• PROBLEM STATEMENT
State how many lines of the entries include the string "this", please, leaving out everything but the number.

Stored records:
'''
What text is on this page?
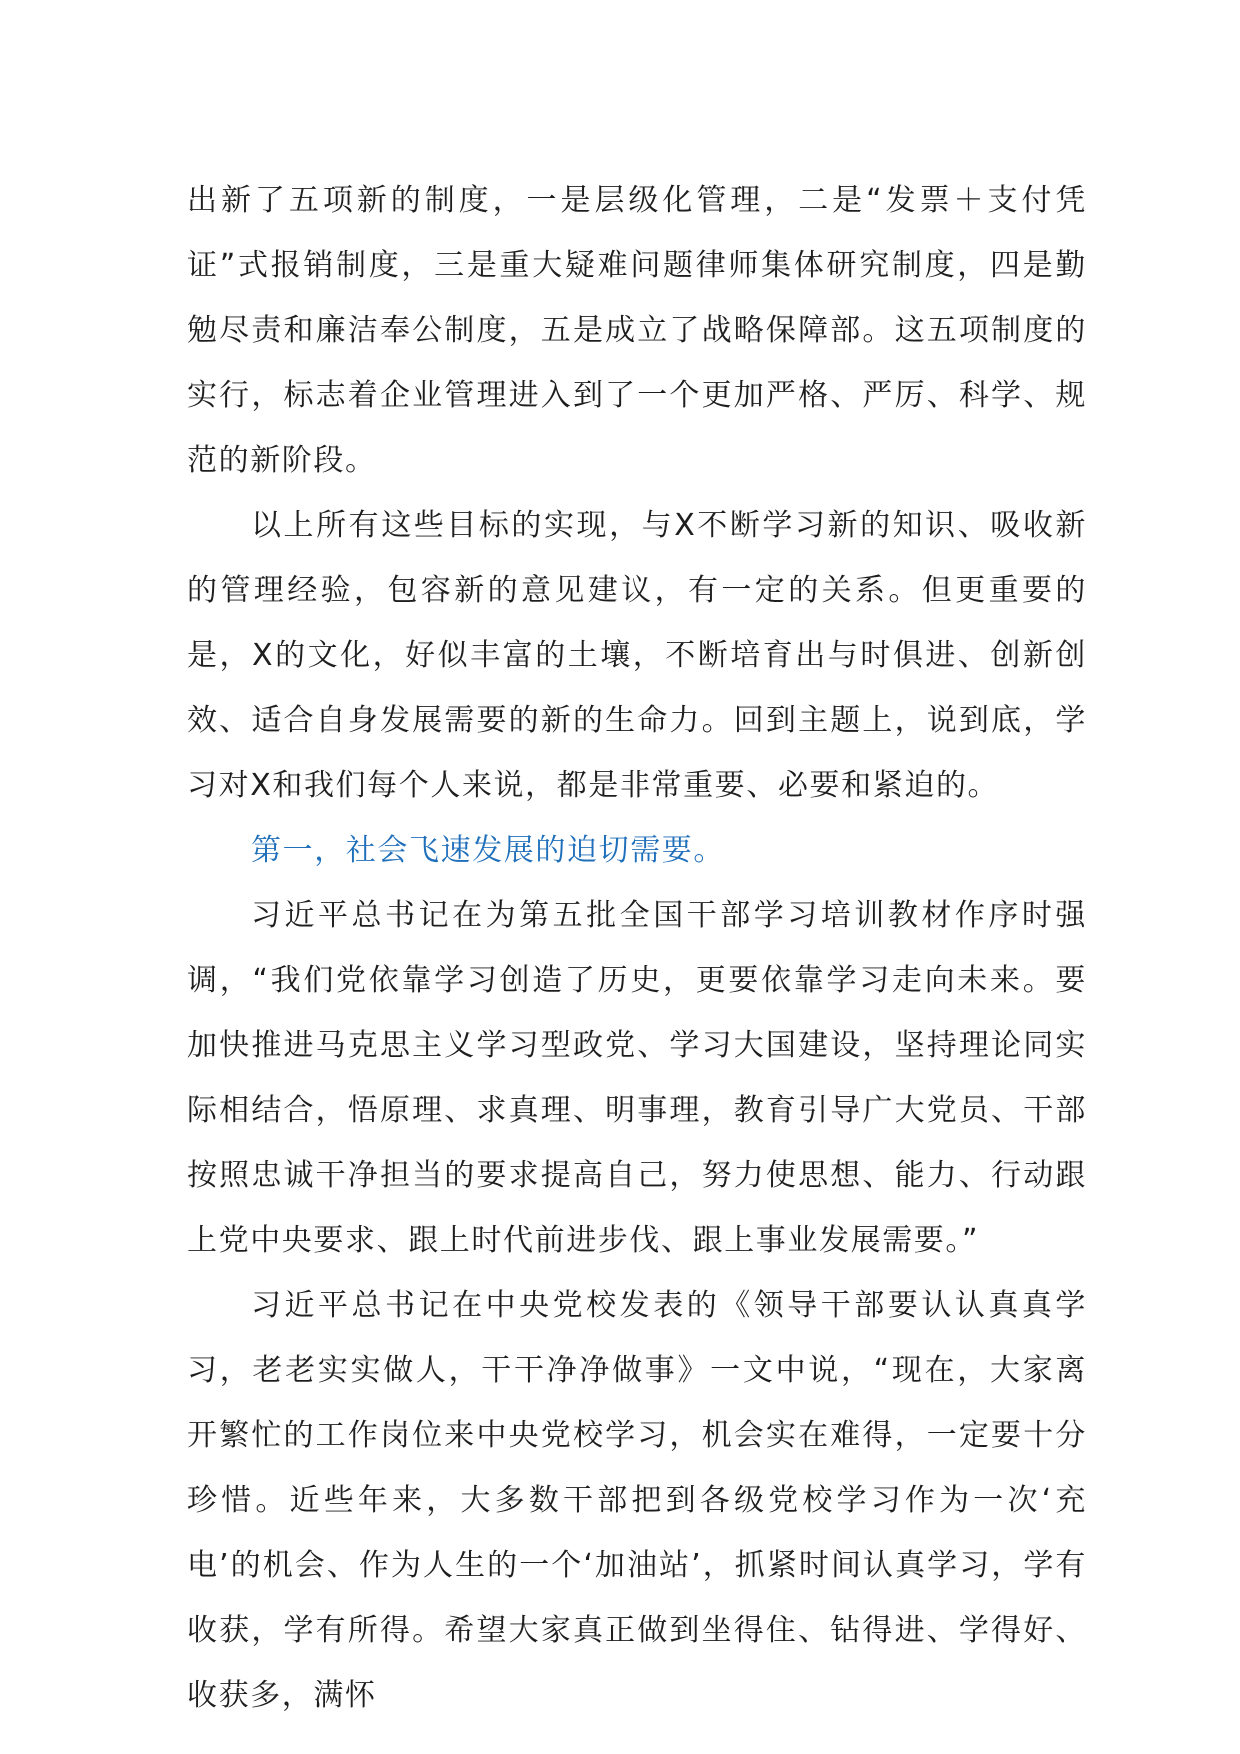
出新了五项新的制度，一是层级化管理，二是“发票＋支付凭证”式报销制度，三是重大疑难问题律师集体研究制度，四是勤勉尽责和廉洁奉公制度，五是成立了战略保障部。这五项制度的实行，标志着企业管理进入到了一个更加严格、严厉、科学、规范的新阶段。

以上所有这些目标的实现，与X不断学习新的知识、吸收新的管理经验，包容新的意见建议，有一定的关系。但更重要的是，X的文化，好似丰富的土壤，不断培育出与时俱进、创新创效、适合自身发展需要的新的生命力。回到主题上，说到底，学习对X和我们每个人来说，都是非常重要、必要和紧迫的。

第一，社会飞速发展的迫切需要。

习近平总书记在为第五批全国干部学习培训教材作序时强调，“我们党依靠学习创造了历史，更要依靠学习走向未来。要加快推进马克思主义学习型政党、学习大国建设，坚持理论同实际相结合，悟原理、求真理、明事理，教育引导广大党员、干部按照忠诚干净担当的要求提高自己，努力使思想、能力、行动跟上党中央要求、跟上时代前进步伐、跟上事业发展需要。”

习近平总书记在中央党校发表的《领导干部要认认真真学习，老老实实做人，干干净净做事》一文中说，“现在，大家离开繁忙的工作岗位来中央党校学习，机会实在难得，一定要十分珍惜。近些年来，大多数干部把到各级党校学习作为一次‘充电’的机会、作为人生的一个‘加油站’，抓紧时间认真学习，学有收获，学有所得。希望大家真正做到坐得住、钻得进、学得好、收获多，满怀
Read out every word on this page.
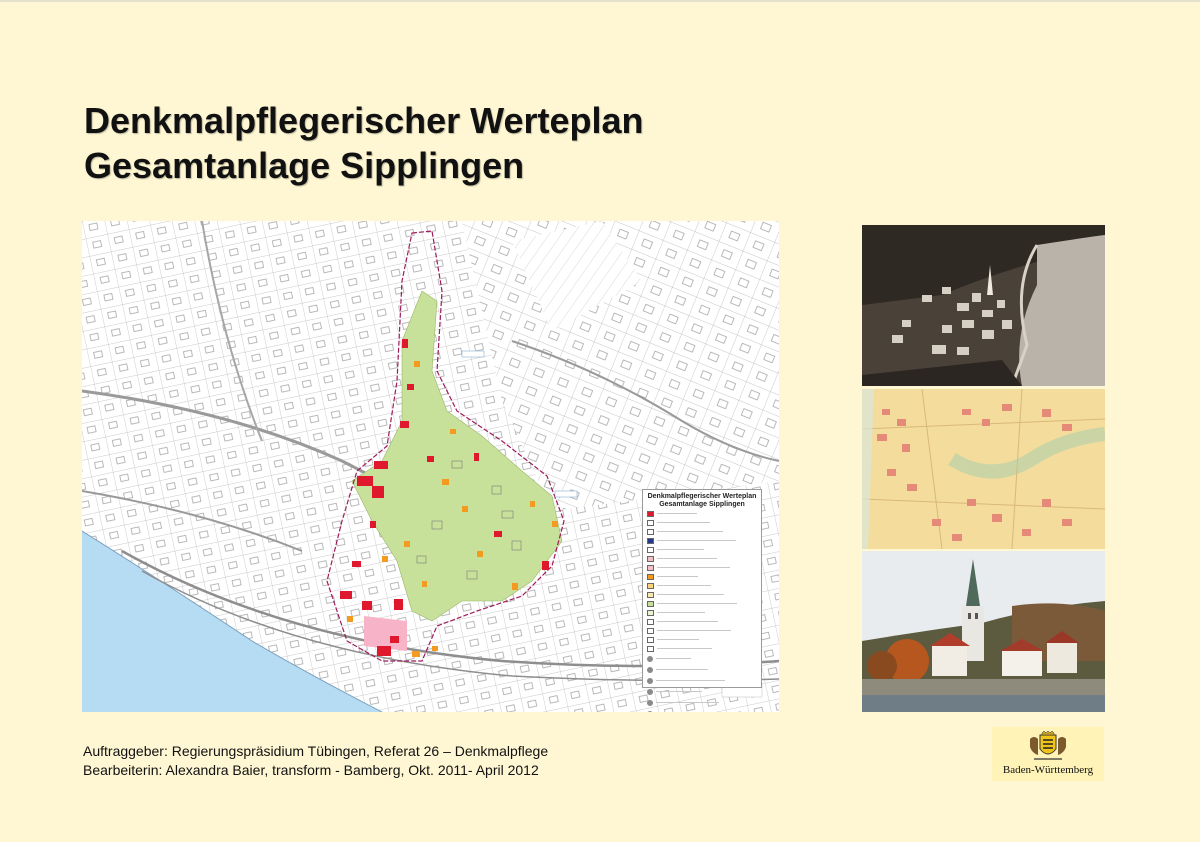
Denkmalpflegerischer Werteplan
Gesamtanlage Sipplingen
Denkmalpflegerischer Werteplan
Gesamtanlage Sipplingen
Auftraggeber: Regierungspräsidium Tübingen, Referat 26 – Denkmalpflege
Bearbeiterin: Alexandra Baier, transform - Bamberg, Okt. 2011- April 2012	Baden-Württemberg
'''
• WRITTEN RESPONSE
2